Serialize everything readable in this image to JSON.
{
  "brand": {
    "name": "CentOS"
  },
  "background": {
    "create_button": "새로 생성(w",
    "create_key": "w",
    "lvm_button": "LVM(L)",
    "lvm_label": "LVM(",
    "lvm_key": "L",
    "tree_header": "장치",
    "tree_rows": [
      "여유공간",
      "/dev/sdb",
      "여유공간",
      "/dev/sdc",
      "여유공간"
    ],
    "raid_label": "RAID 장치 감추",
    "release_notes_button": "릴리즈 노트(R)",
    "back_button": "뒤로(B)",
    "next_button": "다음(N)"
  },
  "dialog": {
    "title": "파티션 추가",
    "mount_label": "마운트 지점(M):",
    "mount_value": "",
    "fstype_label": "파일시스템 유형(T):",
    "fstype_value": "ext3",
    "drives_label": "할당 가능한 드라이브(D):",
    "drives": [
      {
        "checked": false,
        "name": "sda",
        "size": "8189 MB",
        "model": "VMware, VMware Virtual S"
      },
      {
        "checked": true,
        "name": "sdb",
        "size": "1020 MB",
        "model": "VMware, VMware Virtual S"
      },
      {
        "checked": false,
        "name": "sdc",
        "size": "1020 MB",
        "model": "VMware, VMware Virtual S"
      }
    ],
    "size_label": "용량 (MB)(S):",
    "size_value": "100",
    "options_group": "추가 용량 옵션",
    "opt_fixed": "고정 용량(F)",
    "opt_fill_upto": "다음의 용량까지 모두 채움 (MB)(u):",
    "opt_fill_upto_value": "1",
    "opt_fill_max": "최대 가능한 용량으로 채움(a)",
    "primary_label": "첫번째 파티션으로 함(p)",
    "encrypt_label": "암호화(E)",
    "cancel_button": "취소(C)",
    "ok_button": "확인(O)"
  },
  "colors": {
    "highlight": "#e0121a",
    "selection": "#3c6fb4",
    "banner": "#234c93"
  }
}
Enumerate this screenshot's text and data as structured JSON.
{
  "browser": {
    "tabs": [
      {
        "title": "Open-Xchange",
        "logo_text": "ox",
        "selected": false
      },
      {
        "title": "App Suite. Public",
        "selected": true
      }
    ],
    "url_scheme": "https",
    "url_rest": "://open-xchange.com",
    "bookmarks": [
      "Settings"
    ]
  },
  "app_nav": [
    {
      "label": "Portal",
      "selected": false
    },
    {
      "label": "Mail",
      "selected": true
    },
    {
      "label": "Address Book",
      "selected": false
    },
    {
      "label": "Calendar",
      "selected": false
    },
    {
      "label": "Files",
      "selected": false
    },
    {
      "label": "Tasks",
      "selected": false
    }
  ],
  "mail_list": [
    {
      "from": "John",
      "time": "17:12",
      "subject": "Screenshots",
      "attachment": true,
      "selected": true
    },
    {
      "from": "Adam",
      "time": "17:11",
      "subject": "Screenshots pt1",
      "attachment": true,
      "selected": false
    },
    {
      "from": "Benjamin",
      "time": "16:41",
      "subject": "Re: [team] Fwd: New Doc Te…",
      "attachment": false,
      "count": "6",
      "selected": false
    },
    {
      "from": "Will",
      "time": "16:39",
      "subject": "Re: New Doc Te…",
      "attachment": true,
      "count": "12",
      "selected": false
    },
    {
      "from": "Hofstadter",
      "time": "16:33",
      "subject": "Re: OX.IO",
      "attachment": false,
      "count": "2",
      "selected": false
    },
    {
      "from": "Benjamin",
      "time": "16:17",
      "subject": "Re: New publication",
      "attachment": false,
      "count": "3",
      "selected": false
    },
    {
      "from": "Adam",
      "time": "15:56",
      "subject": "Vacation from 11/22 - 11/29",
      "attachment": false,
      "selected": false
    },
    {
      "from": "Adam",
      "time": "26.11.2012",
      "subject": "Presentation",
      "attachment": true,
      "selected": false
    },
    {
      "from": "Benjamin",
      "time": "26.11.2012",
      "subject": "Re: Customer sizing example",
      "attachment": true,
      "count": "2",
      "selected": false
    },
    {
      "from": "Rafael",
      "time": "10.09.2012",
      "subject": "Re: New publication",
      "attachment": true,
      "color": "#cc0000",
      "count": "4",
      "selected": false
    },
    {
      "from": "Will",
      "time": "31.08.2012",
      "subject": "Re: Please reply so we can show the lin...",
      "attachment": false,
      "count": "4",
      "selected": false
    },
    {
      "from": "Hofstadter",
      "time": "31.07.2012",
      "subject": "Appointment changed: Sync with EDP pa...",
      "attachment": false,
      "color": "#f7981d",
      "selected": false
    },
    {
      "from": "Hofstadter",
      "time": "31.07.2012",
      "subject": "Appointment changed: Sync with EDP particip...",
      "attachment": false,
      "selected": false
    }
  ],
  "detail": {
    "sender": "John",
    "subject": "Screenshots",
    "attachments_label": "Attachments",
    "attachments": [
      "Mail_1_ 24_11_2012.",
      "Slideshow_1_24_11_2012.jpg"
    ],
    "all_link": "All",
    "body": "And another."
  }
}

———

Written problem: All of the lines above must be returned exactly.

Written answer:
Serialize everything readable in this image to JSON.
{
  "brand": {
    "name": "CentOS"
  },
  "background": {
    "create_button": "새로 생성(w",
    "create_key": "w",
    "lvm_button": "LVM(L)",
    "lvm_label": "LVM(",
    "lvm_key": "L",
    "tree_header": "장치",
    "tree_rows": [
      "여유공간",
      "/dev/sdb",
      "여유공간",
      "/dev/sdc",
      "여유공간"
    ],
    "raid_label": "RAID 장치 감추",
    "release_notes_button": "릴리즈 노트(R)",
    "back_button": "뒤로(B)",
    "next_button": "다음(N)"
  },
  "dialog": {
    "title": "파티션 추가",
    "mount_label": "마운트 지점(M):",
    "mount_value": "",
    "fstype_label": "파일시스템 유형(T):",
    "fstype_value": "ext3",
    "drives_label": "할당 가능한 드라이브(D):",
    "drives": [
      {
        "checked": false,
        "name": "sda",
        "size": "8189 MB",
        "model": "VMware, VMware Virtual S"
      },
      {
        "checked": true,
        "name": "sdb",
        "size": "1020 MB",
        "model": "VMware, VMware Virtual S"
      },
      {
        "checked": false,
        "name": "sdc",
        "size": "1020 MB",
        "model": "VMware, VMware Virtual S"
      }
    ],
    "size_label": "용량 (MB)(S):",
    "size_value": "100",
    "options_group": "추가 용량 옵션",
    "opt_fixed": "고정 용량(F)",
    "opt_fill_upto": "다음의 용량까지 모두 채움 (MB)(u):",
    "opt_fill_upto_value": "1",
    "opt_fill_max": "최대 가능한 용량으로 채움(a)",
    "primary_label": "첫번째 파티션으로 함(p)",
    "encrypt_label": "암호화(E)",
    "cancel_button": "취소(C)",
    "ok_button": "확인(O)"
  },
  "colors": {
    "highlight": "#e0121a",
    "selection": "#3c6fb4",
    "banner": "#234c93"
  }
}
Enumerate this screenshot's text and data as structured JSON.
{
  "browser": {
    "tabs": [
      {
        "title": "Open-Xchange",
        "logo_text": "ox",
        "selected": false
      },
      {
        "title": "App Suite. Public",
        "selected": true
      }
    ],
    "url_scheme": "https",
    "url_rest": "://open-xchange.com",
    "bookmarks": [
      "Settings"
    ]
  },
  "app_nav": [
    {
      "label": "Portal",
      "selected": false
    },
    {
      "label": "Mail",
      "selected": true
    },
    {
      "label": "Address Book",
      "selected": false
    },
    {
      "label": "Calendar",
      "selected": false
    },
    {
      "label": "Files",
      "selected": false
    },
    {
      "label": "Tasks",
      "selected": false
    }
  ],
  "mail_list": [
    {
      "from": "John",
      "time": "17:12",
      "subject": "Screenshots",
      "attachment": true,
      "selected": true
    },
    {
      "from": "Adam",
      "time": "17:11",
      "subject": "Screenshots pt1",
      "attachment": true,
      "selected": false
    },
    {
      "from": "Benjamin",
      "time": "16:41",
      "subject": "Re: [team] Fwd: New Doc Te…",
      "attachment": false,
      "count": "6",
      "selected": false
    },
    {
      "from": "Will",
      "time": "16:39",
      "subject": "Re: New Doc Te…",
      "attachment": true,
      "count": "12",
      "selected": false
    },
    {
      "from": "Hofstadter",
      "time": "16:33",
      "subject": "Re: OX.IO",
      "attachment": false,
      "count": "2",
      "selected": false
    },
    {
      "from": "Benjamin",
      "time": "16:17",
      "subject": "Re: New publication",
      "attachment": false,
      "count": "3",
      "selected": false
    },
    {
      "from": "Adam",
      "time": "15:56",
      "subject": "Vacation from 11/22 - 11/29",
      "attachment": false,
      "selected": false
    },
    {
      "from": "Adam",
      "time": "26.11.2012",
      "subject": "Presentation",
      "attachment": true,
      "selected": false
    },
    {
      "from": "Benjamin",
      "time": "26.11.2012",
      "subject": "Re: Customer sizing example",
      "attachment": true,
      "count": "2",
      "selected": false
    },
    {
      "from": "Rafael",
      "time": "10.09.2012",
      "subject": "Re: New publication",
      "attachment": true,
      "color": "#cc0000",
      "count": "4",
      "selected": false
    },
    {
      "from": "Will",
      "time": "31.08.2012",
      "subject": "Re: Please reply so we can show the lin...",
      "attachment": false,
      "count": "4",
      "selected": false
    },
    {
      "from": "Hofstadter",
      "time": "31.07.2012",
      "subject": "Appointment changed: Sync with EDP pa...",
      "attachment": false,
      "color": "#f7981d",
      "selected": false
    },
    {
      "from": "Hofstadter",
      "time": "31.07.2012",
      "subject": "Appointment changed: Sync with EDP particip...",
      "attachment": false,
      "selected": false
    }
  ],
  "detail": {
    "sender": "John",
    "subject": "Screenshots",
    "attachments_label": "Attachments",
    "attachments": [
      "Mail_1_ 24_11_2012.",
      "Slideshow_1_24_11_2012.jpg"
    ],
    "all_link": "All",
    "body": "And another."
  }
}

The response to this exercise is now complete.